Dataset entries on figures:
....
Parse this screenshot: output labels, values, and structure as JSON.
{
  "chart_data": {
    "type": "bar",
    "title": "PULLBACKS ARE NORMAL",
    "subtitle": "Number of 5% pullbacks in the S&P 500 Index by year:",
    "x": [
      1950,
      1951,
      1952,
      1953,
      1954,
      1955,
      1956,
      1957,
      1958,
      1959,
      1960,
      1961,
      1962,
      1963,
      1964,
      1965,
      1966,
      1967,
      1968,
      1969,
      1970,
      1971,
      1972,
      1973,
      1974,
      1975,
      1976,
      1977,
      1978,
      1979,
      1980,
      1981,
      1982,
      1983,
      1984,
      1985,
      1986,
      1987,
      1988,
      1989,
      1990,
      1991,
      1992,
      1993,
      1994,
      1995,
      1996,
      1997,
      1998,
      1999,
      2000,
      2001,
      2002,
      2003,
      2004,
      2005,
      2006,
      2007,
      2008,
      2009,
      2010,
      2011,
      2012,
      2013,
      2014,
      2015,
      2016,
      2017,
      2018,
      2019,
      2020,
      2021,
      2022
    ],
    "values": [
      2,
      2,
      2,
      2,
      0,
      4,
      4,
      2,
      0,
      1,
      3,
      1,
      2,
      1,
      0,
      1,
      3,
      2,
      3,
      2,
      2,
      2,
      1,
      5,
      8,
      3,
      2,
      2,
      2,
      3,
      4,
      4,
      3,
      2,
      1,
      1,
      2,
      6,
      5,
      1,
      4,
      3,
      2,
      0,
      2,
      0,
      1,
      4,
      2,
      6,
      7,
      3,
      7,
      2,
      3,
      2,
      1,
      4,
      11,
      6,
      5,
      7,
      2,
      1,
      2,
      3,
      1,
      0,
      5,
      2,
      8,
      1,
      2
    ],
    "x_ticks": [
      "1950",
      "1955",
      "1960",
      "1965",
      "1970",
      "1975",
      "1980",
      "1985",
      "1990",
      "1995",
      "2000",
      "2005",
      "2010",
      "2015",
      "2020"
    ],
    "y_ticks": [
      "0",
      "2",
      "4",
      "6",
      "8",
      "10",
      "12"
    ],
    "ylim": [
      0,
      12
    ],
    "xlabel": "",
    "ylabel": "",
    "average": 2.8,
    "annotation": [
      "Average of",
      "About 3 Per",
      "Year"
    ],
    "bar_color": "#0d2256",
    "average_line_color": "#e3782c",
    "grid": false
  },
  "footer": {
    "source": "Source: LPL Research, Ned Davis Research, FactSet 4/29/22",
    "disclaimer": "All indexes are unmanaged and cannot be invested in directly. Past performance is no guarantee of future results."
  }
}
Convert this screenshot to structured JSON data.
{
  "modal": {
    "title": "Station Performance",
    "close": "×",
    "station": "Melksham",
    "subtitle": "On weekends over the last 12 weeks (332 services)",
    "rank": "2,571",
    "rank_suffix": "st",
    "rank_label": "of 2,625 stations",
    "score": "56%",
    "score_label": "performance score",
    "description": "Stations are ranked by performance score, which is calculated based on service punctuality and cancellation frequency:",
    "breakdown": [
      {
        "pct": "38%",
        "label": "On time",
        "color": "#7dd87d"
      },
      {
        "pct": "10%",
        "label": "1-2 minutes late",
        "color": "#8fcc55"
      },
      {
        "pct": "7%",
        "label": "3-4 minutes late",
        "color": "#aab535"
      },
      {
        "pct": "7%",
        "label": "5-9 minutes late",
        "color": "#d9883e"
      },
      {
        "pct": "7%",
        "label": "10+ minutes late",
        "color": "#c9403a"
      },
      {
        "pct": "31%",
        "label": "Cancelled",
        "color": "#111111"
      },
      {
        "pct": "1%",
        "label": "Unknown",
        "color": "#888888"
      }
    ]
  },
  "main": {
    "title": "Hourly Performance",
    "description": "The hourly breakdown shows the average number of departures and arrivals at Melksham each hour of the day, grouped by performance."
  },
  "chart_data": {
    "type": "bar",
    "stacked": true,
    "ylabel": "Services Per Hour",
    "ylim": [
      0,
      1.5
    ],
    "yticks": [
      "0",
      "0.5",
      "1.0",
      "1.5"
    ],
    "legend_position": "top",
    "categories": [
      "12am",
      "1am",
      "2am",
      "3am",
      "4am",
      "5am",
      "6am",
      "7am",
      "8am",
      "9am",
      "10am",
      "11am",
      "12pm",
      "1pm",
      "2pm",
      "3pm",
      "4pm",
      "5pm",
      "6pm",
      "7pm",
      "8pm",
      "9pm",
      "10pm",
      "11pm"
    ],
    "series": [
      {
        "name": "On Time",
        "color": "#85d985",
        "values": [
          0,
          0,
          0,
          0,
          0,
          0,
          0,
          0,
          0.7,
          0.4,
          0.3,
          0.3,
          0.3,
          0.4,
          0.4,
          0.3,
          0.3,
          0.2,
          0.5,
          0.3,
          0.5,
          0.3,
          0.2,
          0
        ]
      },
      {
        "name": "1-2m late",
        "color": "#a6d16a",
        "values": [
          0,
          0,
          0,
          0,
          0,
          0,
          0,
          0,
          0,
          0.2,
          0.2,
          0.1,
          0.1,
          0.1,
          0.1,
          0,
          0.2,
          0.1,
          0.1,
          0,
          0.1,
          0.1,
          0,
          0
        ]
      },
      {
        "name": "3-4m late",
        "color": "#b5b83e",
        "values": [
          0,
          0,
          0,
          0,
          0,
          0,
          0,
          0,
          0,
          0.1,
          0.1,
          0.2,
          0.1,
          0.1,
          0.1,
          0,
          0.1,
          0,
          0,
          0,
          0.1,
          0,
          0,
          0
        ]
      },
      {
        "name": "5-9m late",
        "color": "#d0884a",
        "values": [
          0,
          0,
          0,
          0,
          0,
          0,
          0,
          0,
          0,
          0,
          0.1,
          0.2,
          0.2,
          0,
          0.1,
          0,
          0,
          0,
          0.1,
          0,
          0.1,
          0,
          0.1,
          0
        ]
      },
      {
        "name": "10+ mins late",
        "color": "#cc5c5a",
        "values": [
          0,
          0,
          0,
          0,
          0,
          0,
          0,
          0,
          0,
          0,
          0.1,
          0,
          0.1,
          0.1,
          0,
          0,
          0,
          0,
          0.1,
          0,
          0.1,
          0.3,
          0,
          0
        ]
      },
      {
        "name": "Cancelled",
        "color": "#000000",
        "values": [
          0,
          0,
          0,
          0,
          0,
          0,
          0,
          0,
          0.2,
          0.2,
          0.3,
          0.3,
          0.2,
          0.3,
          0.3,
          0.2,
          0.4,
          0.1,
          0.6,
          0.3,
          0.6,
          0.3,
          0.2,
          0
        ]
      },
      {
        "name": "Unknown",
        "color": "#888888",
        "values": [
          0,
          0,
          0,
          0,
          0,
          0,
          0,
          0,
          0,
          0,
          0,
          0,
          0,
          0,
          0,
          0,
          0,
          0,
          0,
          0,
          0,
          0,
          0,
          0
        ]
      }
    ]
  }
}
....
> [Request]: From the data, list each line in which the string "description" appears.

> [Answer to the task]:
    "description": "Stations are ranked by performance score, which is calculated based on service punctuality and cancellation frequency:",
    "description": "The hourly breakdown shows the average number of departures and arrivals at Melksham each hour of the day, grouped by performance."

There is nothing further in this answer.